Reading passage:
┏━━
BitMEX co-founder Arthur Hayes noticed negative perp funding on several well-known exchanges such as Gate, Binance, and his own BitMEX. He attributed the negative funding rate to a wealthy ‘cohort’ who have been selling heavily into digital asset markets.
Perp is shorthand for ‘perpetually rolling swap contract,’ a popular crypto derivative. As opposed to a real swap, perps have no expiration and use a funding mechanism to anchor contracts to underlying spot prices.
BitMEX was once the world’s largest perp exchange, famously offering up to 100X leverage on perps. In fact, BitMEX claims to have invented the perp. Conveniently, co-founder Hayes also co-owned a second, secret, for-profit entity that prevailed as the winning party against his customers’ perp liquidations.
Years later, Hayes pled guilty to unrelated criminal charges for violating the Bank Secrecy Act.
Today, BitMEX has a new CEO. Even so, the exchange still provides advanced trading products for digital assets, including its signature perpetual swap contract.
What could explain negative perp funding?
Negative perp funding rates are rare but not unprecedented. Funding for bitcoin perpetual swap contracts previously experienced a negative streak that started on May 18, 2021, and lasted over a month.
One simple explanation for negative perp funding is wariness about holding assets with centralized custodians. Many large custodians like FTX have gone belly-up. Funding perps requires holding funds on risky, opaque exchanges.
┗━━
Document structure recognition data:
┏━━
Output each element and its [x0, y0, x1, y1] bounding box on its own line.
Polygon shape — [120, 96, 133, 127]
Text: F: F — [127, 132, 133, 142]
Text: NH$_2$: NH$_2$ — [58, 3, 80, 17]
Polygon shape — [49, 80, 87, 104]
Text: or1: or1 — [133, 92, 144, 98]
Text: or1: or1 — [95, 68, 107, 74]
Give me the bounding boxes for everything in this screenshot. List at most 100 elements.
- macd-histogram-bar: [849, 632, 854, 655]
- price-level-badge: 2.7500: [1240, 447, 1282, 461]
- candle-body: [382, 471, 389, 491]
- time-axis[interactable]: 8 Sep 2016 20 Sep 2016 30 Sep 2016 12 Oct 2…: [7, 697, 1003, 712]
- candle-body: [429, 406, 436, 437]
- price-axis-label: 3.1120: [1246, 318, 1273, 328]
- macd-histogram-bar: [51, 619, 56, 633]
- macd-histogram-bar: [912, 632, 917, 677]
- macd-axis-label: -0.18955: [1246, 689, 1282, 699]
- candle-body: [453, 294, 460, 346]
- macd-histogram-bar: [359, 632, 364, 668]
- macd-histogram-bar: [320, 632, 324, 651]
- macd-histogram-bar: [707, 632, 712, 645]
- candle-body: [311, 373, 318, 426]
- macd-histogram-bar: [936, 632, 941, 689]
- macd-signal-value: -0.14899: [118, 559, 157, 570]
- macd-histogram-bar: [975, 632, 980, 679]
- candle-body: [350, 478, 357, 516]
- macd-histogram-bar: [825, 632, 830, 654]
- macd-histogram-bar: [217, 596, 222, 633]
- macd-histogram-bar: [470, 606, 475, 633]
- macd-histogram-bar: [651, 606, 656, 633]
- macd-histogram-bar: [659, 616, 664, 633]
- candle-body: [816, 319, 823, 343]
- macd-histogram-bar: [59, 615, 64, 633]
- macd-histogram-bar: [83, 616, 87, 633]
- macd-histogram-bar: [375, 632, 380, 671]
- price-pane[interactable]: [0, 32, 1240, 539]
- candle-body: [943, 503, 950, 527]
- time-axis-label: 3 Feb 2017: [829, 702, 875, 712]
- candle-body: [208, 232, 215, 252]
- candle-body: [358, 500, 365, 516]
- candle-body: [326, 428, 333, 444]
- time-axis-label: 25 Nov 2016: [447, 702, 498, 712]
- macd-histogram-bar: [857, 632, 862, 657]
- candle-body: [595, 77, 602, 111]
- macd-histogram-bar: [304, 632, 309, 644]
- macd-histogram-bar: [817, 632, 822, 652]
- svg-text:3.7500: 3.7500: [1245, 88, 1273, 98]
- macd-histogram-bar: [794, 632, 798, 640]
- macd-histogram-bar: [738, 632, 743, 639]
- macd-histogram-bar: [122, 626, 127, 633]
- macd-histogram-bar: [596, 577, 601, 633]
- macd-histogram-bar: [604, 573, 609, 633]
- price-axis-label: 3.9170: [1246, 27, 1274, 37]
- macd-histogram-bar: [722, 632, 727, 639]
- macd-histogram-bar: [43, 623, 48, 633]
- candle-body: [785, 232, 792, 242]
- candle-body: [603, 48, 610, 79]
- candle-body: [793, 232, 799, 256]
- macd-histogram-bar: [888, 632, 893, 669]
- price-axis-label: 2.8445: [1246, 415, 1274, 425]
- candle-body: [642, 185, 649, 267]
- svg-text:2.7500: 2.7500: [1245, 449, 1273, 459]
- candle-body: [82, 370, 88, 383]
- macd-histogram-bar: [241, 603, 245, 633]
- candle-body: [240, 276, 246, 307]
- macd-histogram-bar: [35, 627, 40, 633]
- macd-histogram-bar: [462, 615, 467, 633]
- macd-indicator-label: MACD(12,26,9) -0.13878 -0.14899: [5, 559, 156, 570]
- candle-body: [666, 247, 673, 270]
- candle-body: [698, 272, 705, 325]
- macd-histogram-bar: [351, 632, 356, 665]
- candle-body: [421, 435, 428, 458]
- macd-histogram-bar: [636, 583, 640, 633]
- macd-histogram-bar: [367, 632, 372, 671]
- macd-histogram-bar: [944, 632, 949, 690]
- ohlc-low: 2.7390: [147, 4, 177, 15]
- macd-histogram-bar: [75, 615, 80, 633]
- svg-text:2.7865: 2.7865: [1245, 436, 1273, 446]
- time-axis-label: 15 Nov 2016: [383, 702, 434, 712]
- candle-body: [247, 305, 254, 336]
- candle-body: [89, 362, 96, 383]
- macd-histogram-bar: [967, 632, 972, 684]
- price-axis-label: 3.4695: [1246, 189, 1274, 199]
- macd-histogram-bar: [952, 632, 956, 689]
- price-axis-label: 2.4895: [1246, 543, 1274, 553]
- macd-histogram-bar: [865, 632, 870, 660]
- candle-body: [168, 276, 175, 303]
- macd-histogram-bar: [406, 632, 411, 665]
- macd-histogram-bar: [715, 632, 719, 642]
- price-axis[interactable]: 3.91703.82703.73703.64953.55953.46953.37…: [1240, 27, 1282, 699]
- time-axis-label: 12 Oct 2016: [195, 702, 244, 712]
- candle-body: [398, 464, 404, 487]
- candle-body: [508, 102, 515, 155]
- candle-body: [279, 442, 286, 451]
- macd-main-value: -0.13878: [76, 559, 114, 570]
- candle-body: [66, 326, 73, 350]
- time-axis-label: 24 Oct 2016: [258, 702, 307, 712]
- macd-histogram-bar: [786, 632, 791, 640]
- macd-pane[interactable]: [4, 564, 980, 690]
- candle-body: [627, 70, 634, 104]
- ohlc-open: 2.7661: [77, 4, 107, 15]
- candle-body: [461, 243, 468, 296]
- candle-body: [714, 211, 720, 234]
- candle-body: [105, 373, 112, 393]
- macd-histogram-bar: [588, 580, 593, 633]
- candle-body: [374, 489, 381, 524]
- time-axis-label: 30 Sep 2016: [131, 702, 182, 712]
┗━━
Problems and tasks:
**A)** In the article on negative perp funding, when did the earlier negative funding streak for bitcoin perpetual swap contracts begin?
**B)** Repeat the article on negative perp funding word for word from "Perp is shorthand" to "perpetual swap contract.".

Task-by-task answers:
**A)** May 18, 2021

**B)**
Perp is shorthand for ‘perpetually rolling swap contract,’ a popular crypto derivative. As opposed to a real swap, perps have no expiration and use a funding mechanism to anchor contracts to underlying spot prices.
BitMEX was once the world’s largest perp exchange, famously offering up to 100X leverage on perps. In fact, BitMEX claims to have invented the perp. Conveniently, co-founder Hayes also co-owned a second, secret, for-profit entity that prevailed as the winning party against his customers’ perp liquidations.
Years later, Hayes pled guilty to unrelated criminal charges for violating the Bank Secrecy Act.
Today, BitMEX has a new CEO. Even so, the exchange still provides advanced trading products for digital assets, including its signature perpetual swap contract.